**EXTRACT**
--- start ---
RXC J0137.2–0912 (Figure 12). We report the detection of steep-spectrum emission within RXC J0137.2–0912, shown in Figure 12(i) in MWA and TGSS data. 12(ii) shows the optical host of the central compact emission with contours from re-processed VAST data (cyan) overlaid. Figure 12(iii) shows the extent of the cluster’s X-ray emission with archival XMM-Newton data, noting some elongation perpendicular to the orientation of the radio emission. The compact emission from Sources A and B is subtracted after extrapolating to MWA-2 frequencies using the VAST and TGSS measurements, and C–E are subtracted assuming $\alpha = -0.7$ . A power law SED is modelled, with a spectral index of $\alpha_{88}^{887} = -1.62 \pm 0.07$ (Figure 26(xii), or $\alpha_{88}^{216} = -1.5 \pm 0.1$ across the MWA band alone). The total angular size of the source is $7.8$ arcmin, corresponding to 410 kpc. From the archival XMM-Newton data, we find a concentration parameter $c_{40/400} = 0.19$ , consistent with CC clusters (where non-CC clusters are found to have $c_{40/400} \lesssim 0.075$ ; Santos et al. Reference Santos, Rosati, Tozzi, Böhringer, Ettori and Bignamini2008). Based on the likelihood of a CC, the prominent BCG with significant AGN emission, and steep-spectrum diffuse emission surrounding the BCG we suggest the emission is a mini-halo. Some structure in the centre of the cluster gives some evidence for sloshing, and with a centroid shift within $R_{500} = 684$ kpc (Piffaretti et al. Reference Piffaretti, Arnaud, Pratt, Pointecouteau and Melin2011) of $w = 0.037R_{500}$ suggesting some disturbance (Pratt et al. Reference Pratt, Croston, Arnaud and Böhringer2009; Böhringer et al. Reference Böhringer2010). While the orientation of the radio emission appears largely perpendicular to the X-ray emission, the extension to the SW in the radio is traced by an extension in the X-ray as well. The NE direction is ambiguous as the XMM-Newton exposure drops significantly due to a chip gap at that location. This is indicated on Figure 12(iii) as a dashed, magenta line.

Figure 12.

RXC J0137.2–0912. (i) Background: MWA-2, 154-MHz, robust $0.0$ image. (ii) Background: RGB DES image (i, r, g). (ii) Background: smoothed XMM-Newton EPIC image. The white contours are as in Figure 2(i) for the background of (i) (with $\sigma_{\rm{rms}} = 3.8$ mJy beam⁻¹). Red contours: TGSS image, in levels of $[\pm 3, 6, 12, 24, 48] \times \sigma_{\rm{rms}}$ ( $\sigma_{\rm{rms}} = 2.8$ mJy beam⁻¹). Cyan contours: VAST $+0.25$ image, in levels of $[\pm 3, 6, 12, 24, 48] \times \sigma_{\rm{rms}}$ ( $\sigma_{\rm{rms}} = 0.14$ mJy beam⁻¹). The dashed, magenta line on (iii) indicates the location of an XMM-Newton chip gap with lessened sensitivity. Other image features are as in Figure 2.
--- end ---
**TO BE DONE**
What total angular size does the RXC J0137.2–0912 excerpt give for the source? These items were taken from a different source.

**STORED ROWS**
--- start ---
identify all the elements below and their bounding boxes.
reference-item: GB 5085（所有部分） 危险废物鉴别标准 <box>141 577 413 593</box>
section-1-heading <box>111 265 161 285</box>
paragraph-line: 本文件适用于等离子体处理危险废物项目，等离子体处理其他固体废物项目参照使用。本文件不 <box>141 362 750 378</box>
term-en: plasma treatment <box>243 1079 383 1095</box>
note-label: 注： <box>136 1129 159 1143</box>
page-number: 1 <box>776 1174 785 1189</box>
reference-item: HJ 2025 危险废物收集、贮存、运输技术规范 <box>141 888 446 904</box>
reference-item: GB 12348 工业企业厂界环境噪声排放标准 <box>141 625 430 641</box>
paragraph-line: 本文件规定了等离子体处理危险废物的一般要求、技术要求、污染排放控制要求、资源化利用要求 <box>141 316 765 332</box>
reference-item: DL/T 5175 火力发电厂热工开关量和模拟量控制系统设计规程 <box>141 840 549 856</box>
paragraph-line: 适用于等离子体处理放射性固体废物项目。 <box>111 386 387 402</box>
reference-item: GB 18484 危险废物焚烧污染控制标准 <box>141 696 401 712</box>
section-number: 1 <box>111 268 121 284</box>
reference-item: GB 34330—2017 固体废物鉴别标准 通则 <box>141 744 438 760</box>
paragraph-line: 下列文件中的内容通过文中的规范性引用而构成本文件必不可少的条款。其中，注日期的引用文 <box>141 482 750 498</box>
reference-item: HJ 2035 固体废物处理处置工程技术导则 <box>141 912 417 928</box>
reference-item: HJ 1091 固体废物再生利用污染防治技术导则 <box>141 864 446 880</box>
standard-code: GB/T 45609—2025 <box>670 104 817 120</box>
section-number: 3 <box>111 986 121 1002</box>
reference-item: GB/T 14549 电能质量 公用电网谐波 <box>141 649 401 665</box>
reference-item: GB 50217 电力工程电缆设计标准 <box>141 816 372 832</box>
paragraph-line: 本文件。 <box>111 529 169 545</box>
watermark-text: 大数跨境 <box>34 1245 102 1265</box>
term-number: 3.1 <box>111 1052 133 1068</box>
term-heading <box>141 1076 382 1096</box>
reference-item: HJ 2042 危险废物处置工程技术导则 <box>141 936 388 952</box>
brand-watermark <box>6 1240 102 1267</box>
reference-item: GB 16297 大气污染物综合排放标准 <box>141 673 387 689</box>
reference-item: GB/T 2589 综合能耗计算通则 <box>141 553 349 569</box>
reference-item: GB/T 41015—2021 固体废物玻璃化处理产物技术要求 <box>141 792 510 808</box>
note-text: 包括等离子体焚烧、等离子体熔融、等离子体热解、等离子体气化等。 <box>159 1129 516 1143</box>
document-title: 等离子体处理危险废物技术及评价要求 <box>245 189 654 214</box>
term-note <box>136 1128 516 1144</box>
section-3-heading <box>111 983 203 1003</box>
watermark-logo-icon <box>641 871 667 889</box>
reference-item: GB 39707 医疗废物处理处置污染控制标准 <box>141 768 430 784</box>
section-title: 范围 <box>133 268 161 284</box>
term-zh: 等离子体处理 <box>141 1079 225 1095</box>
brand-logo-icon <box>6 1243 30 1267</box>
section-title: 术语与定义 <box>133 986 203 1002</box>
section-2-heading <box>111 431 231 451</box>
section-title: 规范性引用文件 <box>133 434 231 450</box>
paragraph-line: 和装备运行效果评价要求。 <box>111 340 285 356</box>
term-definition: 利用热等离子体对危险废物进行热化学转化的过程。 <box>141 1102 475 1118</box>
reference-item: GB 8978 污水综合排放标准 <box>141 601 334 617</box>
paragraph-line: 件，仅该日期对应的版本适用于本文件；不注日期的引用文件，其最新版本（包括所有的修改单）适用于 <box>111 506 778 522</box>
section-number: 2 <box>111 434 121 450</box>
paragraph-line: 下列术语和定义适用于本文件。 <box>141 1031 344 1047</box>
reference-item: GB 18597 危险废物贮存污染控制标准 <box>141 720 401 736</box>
--- end ---
**SOLUTION TO THIS PROBLEM**
7.8 arcmin, corresponding to 410 kpc.